-- start of Task input --

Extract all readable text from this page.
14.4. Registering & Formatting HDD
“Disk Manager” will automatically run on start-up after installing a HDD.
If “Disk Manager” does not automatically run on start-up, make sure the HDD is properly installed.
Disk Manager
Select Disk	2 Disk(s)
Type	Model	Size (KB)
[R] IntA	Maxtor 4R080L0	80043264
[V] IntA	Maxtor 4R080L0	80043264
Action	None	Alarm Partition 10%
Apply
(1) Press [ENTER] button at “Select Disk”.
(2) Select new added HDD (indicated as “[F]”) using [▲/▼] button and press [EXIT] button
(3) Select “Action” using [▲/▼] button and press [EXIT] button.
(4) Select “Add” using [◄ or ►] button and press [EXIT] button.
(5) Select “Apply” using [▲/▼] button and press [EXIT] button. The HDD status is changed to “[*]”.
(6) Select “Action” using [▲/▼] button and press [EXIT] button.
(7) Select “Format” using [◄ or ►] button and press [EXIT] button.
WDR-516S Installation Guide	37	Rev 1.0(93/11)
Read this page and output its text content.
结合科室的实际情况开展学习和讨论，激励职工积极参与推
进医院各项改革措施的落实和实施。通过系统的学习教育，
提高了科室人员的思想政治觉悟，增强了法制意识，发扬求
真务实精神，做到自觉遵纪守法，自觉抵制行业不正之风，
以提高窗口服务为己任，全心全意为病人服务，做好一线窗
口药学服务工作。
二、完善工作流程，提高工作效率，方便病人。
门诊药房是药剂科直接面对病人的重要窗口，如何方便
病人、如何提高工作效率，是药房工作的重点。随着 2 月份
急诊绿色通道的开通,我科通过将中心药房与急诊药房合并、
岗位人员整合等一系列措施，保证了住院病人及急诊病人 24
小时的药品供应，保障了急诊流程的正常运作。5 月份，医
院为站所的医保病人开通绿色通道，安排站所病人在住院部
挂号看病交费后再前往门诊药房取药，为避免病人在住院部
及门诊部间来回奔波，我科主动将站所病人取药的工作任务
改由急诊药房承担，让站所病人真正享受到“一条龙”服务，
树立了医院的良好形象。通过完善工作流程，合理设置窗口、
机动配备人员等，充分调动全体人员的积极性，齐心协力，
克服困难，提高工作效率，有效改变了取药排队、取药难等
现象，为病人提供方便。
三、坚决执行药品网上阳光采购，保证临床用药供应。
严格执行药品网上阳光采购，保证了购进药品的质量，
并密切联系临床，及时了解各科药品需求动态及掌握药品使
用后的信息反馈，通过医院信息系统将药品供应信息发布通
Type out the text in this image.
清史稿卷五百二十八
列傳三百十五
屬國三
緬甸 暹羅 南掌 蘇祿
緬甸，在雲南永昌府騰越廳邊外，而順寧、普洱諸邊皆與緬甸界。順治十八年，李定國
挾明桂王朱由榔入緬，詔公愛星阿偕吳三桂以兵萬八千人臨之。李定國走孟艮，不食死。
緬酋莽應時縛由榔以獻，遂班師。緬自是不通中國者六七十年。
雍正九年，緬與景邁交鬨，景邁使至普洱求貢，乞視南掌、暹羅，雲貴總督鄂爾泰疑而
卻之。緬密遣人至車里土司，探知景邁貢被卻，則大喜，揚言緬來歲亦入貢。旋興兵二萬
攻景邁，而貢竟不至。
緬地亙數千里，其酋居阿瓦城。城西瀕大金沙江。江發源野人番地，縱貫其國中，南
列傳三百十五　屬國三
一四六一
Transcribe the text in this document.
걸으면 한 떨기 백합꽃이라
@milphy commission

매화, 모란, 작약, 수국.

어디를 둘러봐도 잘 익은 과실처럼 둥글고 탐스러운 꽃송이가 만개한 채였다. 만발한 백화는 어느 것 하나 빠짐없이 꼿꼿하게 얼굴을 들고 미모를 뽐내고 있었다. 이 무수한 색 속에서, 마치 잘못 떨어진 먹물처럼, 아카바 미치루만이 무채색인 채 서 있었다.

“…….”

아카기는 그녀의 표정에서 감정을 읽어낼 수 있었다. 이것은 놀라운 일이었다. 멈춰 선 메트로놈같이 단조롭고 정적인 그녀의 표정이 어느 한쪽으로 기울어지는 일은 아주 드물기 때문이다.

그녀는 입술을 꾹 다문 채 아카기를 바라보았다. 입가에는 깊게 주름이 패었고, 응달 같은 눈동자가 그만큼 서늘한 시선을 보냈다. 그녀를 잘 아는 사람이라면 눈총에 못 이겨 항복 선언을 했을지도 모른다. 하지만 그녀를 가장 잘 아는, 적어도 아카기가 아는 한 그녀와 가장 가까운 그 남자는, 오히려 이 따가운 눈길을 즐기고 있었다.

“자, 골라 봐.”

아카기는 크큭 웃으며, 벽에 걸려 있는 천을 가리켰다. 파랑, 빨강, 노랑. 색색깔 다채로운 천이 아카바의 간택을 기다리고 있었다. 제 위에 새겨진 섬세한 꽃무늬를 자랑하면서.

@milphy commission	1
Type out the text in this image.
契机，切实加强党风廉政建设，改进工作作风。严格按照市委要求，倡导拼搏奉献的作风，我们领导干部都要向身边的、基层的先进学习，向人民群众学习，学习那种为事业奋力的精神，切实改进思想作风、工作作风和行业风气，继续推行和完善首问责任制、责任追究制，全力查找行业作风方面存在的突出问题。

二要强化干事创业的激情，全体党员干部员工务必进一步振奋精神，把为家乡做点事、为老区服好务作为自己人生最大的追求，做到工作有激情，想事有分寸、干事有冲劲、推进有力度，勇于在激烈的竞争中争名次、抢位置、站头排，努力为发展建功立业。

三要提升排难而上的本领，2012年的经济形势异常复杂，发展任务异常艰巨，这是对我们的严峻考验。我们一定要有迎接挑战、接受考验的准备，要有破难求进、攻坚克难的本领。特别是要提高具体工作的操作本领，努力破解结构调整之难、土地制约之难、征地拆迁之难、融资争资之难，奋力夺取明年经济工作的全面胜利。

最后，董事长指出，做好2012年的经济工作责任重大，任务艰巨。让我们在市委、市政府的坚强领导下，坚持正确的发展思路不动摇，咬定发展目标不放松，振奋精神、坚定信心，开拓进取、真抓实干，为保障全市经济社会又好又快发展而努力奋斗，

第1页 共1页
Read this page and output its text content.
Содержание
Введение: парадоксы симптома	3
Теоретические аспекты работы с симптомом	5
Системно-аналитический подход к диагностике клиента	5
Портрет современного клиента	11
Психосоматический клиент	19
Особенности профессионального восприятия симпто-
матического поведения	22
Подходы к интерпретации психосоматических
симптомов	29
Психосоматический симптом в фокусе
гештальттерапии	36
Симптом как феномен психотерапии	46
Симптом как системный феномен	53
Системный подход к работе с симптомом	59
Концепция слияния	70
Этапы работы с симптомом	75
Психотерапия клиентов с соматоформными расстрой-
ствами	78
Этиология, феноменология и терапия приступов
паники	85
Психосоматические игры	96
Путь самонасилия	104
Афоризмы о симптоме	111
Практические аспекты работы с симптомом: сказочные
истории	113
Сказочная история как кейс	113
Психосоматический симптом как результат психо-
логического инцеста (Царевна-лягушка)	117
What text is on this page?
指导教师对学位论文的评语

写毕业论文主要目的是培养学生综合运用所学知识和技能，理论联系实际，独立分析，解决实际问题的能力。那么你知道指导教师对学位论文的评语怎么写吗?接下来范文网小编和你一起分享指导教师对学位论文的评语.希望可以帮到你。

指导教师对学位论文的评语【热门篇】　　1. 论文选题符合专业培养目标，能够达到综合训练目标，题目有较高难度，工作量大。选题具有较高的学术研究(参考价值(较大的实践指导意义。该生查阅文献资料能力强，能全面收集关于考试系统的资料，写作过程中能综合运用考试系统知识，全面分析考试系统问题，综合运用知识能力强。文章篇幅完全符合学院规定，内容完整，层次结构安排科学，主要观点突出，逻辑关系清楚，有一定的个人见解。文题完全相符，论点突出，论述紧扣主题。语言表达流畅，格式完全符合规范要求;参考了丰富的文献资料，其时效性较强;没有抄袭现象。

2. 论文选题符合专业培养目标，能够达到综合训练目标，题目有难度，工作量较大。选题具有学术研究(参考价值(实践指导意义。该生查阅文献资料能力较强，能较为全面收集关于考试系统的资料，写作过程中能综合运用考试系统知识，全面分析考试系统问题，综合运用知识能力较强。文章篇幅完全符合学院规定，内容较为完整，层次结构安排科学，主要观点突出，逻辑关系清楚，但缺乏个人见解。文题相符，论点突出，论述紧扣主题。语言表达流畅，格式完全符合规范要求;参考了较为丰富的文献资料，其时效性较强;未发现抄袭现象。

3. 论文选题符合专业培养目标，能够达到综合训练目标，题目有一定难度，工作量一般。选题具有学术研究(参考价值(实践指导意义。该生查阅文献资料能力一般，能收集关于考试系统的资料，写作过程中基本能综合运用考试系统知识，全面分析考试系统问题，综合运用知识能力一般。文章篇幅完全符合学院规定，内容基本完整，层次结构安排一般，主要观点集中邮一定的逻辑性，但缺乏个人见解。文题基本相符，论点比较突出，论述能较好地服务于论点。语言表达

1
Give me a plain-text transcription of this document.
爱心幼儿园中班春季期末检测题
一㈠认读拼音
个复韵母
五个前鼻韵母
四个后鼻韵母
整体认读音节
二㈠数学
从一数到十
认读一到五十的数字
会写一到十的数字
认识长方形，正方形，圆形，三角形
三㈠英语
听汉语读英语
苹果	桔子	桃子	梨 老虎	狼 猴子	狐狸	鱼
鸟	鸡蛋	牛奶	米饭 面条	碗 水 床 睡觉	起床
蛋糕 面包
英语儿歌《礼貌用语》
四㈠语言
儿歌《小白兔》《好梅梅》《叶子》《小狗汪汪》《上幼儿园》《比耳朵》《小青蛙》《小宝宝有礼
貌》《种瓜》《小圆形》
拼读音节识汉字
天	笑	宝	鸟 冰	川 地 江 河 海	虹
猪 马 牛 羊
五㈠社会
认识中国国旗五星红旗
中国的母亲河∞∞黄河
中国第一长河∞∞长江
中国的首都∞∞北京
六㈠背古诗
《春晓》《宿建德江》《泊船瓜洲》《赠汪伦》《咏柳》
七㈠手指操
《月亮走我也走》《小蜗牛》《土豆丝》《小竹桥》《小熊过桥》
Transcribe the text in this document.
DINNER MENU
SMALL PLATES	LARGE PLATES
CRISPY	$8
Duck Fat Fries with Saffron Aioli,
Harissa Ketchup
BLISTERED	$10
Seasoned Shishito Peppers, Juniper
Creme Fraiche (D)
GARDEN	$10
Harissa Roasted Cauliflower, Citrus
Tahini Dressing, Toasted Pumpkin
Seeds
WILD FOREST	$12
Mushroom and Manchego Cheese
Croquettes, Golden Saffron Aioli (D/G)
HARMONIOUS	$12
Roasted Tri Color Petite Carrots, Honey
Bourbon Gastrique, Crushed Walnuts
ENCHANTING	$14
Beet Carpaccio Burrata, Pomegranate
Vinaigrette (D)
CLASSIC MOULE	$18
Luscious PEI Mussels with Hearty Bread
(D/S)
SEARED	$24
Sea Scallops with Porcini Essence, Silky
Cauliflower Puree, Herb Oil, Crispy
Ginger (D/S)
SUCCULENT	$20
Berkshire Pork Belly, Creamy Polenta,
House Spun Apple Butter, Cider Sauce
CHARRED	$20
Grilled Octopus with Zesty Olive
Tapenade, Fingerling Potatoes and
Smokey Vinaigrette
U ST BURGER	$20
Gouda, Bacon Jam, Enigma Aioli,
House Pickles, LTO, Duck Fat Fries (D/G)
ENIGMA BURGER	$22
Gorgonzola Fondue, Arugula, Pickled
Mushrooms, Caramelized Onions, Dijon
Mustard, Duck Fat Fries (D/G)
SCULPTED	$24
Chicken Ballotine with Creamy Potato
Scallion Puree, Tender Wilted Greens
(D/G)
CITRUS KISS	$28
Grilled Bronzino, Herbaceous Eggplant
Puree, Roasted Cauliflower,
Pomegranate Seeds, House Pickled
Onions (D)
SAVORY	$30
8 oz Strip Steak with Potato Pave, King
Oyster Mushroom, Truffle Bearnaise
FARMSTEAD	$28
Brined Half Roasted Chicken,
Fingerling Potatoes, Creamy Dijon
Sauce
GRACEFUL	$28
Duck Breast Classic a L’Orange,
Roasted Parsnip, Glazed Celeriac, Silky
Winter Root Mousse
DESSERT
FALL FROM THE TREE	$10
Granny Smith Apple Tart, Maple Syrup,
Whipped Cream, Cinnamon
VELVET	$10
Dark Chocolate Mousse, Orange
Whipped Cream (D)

-- end of Task input --

Given task — Copy all lines above containing the string "аспекты".

The solution —
Теоретические аспекты работы с симптомом	5
Практические аспекты работы с симптомом: сказочные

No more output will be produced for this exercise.